◆ What is needed: Put the lines of the records into a numbered list, starting with the first line and going on through the line with "code-line[interactable]: switch t", and leave out any blank lines.

◆ Data listing:

[BEGIN]

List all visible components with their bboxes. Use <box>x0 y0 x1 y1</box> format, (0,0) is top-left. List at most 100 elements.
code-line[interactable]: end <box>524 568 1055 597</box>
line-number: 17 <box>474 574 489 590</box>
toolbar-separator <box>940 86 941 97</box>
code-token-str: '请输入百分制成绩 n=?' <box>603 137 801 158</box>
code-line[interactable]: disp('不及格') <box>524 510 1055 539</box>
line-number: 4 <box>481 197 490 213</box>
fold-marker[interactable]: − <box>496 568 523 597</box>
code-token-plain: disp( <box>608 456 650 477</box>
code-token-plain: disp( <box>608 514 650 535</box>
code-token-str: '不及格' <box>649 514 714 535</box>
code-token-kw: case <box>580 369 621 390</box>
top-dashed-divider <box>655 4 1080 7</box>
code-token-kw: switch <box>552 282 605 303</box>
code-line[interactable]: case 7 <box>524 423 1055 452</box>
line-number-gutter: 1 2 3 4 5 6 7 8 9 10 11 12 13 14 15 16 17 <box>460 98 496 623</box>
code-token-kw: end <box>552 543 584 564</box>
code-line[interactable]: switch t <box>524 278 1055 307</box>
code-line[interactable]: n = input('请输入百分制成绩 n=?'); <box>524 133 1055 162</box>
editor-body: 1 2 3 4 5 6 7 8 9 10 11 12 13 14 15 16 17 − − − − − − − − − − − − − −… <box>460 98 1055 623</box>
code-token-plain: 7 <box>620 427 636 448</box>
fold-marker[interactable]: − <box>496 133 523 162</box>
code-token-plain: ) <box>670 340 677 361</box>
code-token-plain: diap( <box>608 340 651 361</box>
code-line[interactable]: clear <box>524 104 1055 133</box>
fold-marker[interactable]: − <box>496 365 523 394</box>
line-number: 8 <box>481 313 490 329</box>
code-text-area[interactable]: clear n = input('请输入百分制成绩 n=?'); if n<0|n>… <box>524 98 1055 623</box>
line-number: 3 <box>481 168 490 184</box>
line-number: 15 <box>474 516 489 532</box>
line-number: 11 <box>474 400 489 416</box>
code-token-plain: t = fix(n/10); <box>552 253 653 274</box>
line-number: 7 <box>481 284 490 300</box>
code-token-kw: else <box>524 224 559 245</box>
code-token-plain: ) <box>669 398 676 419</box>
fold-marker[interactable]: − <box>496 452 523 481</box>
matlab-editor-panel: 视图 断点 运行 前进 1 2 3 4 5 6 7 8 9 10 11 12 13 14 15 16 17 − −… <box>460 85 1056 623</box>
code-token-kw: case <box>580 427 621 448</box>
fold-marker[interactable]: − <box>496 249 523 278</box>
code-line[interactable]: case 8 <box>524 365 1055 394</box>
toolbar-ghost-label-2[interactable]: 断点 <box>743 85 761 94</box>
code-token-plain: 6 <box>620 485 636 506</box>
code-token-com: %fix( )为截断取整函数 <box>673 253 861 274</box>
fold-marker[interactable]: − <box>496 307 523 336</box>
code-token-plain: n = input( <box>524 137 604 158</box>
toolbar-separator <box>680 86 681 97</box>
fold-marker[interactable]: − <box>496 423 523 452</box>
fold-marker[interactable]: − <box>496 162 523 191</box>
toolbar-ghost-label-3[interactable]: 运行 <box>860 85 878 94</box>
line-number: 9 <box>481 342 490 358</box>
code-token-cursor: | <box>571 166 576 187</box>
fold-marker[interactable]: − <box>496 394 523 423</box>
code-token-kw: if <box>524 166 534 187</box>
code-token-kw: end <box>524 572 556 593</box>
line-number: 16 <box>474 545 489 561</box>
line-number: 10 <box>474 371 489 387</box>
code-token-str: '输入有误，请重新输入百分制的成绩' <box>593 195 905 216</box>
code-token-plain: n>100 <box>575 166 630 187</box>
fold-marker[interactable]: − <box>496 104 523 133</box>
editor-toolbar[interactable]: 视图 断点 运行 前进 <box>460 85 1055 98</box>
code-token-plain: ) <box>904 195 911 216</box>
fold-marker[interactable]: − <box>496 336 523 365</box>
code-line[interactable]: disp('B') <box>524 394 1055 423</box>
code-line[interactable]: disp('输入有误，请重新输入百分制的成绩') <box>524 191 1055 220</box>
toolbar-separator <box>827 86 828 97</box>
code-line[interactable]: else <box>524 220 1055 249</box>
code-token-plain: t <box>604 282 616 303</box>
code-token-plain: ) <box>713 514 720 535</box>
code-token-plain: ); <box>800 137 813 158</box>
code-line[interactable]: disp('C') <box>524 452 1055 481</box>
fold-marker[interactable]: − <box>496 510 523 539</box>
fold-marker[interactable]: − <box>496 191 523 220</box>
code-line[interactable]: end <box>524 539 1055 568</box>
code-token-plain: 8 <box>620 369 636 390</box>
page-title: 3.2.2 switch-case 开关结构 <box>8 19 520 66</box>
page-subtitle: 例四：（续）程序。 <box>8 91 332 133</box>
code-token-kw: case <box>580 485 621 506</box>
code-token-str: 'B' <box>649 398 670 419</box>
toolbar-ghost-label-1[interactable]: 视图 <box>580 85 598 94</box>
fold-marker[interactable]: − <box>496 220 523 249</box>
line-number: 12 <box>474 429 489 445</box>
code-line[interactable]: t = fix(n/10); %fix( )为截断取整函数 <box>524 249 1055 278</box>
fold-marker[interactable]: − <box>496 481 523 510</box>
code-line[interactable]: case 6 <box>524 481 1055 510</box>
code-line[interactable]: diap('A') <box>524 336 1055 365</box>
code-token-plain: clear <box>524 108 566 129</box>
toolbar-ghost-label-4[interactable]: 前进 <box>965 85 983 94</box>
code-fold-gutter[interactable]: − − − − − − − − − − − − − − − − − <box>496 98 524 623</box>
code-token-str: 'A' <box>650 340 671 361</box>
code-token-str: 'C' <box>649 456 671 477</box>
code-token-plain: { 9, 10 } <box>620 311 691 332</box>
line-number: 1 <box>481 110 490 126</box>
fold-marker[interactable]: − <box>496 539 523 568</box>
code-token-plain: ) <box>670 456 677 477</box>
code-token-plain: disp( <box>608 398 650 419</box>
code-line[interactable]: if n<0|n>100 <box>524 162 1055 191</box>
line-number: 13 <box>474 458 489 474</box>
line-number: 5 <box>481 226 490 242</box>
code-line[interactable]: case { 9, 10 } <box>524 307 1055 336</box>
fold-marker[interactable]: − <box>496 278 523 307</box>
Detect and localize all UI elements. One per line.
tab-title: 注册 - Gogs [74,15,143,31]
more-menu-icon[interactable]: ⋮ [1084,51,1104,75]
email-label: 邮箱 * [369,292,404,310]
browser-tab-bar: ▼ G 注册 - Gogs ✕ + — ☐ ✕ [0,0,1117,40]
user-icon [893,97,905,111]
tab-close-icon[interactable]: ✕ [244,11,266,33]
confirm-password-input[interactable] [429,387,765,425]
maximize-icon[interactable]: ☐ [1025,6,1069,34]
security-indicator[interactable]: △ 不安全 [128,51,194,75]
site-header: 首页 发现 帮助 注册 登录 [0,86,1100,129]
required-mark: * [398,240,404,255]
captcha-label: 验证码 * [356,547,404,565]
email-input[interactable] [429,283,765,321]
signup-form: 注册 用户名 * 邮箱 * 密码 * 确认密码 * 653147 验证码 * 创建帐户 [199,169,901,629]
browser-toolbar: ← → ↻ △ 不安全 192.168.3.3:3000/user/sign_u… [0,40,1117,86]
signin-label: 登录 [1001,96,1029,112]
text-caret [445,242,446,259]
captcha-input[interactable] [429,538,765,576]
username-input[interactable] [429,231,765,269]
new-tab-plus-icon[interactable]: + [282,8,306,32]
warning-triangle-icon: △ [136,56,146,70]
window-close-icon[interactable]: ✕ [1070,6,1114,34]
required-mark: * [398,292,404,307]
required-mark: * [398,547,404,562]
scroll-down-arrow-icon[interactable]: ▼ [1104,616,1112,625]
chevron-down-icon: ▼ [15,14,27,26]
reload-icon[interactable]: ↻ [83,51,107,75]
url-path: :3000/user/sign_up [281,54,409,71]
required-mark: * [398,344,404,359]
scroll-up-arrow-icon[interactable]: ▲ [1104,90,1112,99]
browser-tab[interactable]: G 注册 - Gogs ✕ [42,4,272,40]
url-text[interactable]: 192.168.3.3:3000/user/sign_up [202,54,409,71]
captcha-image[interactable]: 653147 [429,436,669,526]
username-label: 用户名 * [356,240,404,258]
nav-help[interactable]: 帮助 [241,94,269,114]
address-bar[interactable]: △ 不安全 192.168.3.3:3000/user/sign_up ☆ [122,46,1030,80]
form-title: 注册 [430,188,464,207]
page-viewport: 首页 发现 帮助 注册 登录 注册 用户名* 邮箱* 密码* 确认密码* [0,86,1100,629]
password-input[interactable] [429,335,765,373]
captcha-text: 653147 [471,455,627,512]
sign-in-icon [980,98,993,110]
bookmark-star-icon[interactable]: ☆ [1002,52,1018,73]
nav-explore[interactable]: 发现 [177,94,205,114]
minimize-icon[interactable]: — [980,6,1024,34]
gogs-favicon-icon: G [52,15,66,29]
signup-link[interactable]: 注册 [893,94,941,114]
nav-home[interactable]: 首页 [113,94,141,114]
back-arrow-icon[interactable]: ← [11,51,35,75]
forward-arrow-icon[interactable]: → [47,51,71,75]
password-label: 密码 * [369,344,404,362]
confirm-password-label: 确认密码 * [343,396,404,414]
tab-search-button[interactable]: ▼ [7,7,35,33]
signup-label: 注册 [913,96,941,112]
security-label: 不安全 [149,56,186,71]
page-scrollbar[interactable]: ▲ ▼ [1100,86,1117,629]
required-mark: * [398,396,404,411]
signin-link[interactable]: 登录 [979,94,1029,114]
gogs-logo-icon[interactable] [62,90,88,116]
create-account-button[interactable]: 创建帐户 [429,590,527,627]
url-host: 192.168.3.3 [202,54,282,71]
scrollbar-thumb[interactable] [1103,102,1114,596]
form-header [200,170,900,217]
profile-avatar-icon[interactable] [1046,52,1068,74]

[END]

◆ Result of this task:
1. List all visible components with their bboxes. Use <box>x0 y0 x1 y1</box> format, (0,0) is top-left. List at most 100 elements.
2. code-line[interactable]: end <box>524 568 1055 597</box>
3. line-number: 17 <box>474 574 489 590</box>
4. toolbar-separator <box>940 86 941 97</box>
5. code-token-str: '请输入百分制成绩 n=?' <box>603 137 801 158</box>
6. code-line[interactable]: disp('不及格') <box>524 510 1055 539</box>
7. line-number: 4 <box>481 197 490 213</box>
8. fold-marker[interactable]: − <box>496 568 523 597</box>
9. code-token-plain: disp( <box>608 456 650 477</box>
10. code-token-plain: disp( <box>608 514 650 535</box>
11. code-token-str: '不及格' <box>649 514 714 535</box>
12. code-token-kw: case <box>580 369 621 390</box>
13. top-dashed-divider <box>655 4 1080 7</box>
14. code-token-kw: switch <box>552 282 605 303</box>
15. code-line[interactable]: case 7 <box>524 423 1055 452</box>
16. line-number-gutter: 1 2 3 4 5 6 7 8 9 10 11 12 13 14 15 16 17 <box>460 98 496 623</box>
17. code-token-kw: end <box>552 543 584 564</box>
18. code-line[interactable]: switch t <box>524 278 1055 307</box>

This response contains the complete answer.